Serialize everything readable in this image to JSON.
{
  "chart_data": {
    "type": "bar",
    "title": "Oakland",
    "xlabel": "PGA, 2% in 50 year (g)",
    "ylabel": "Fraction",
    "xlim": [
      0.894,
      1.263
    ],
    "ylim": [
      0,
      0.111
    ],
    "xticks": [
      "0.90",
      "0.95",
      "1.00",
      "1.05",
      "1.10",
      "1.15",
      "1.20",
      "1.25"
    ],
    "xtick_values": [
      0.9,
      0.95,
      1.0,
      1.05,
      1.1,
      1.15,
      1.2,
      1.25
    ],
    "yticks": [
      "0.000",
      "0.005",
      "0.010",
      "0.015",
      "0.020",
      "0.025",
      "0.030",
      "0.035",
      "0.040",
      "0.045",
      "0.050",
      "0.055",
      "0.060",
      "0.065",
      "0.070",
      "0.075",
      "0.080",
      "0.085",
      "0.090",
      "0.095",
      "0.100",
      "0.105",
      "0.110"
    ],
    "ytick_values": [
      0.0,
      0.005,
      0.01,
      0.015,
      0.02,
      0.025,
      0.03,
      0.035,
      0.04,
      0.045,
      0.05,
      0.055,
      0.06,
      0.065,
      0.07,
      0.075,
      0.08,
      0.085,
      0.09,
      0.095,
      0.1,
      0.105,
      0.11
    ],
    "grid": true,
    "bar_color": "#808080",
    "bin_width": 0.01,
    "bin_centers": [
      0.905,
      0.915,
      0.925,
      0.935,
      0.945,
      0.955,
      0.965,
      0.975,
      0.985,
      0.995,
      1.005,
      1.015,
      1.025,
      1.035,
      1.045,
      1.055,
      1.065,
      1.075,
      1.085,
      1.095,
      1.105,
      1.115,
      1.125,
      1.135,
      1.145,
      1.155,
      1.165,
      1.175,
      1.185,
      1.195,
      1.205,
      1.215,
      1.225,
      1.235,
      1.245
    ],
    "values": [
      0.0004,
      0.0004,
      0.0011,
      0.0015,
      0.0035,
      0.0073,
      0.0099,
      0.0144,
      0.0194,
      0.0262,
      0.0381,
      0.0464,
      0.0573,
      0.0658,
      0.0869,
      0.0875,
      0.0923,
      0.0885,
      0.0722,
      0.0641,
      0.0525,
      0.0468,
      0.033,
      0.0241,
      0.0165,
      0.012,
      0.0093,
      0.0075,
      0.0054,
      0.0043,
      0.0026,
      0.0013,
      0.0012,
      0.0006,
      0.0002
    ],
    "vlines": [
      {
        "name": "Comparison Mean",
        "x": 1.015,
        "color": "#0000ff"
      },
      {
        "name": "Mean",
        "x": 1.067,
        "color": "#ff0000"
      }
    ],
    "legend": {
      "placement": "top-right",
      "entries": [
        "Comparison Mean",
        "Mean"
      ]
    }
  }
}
——
* _Problem details_:
List each line holding the string "Comparison".

* _Result of this task_:
        "name": "Comparison Mean",
        "Comparison Mean",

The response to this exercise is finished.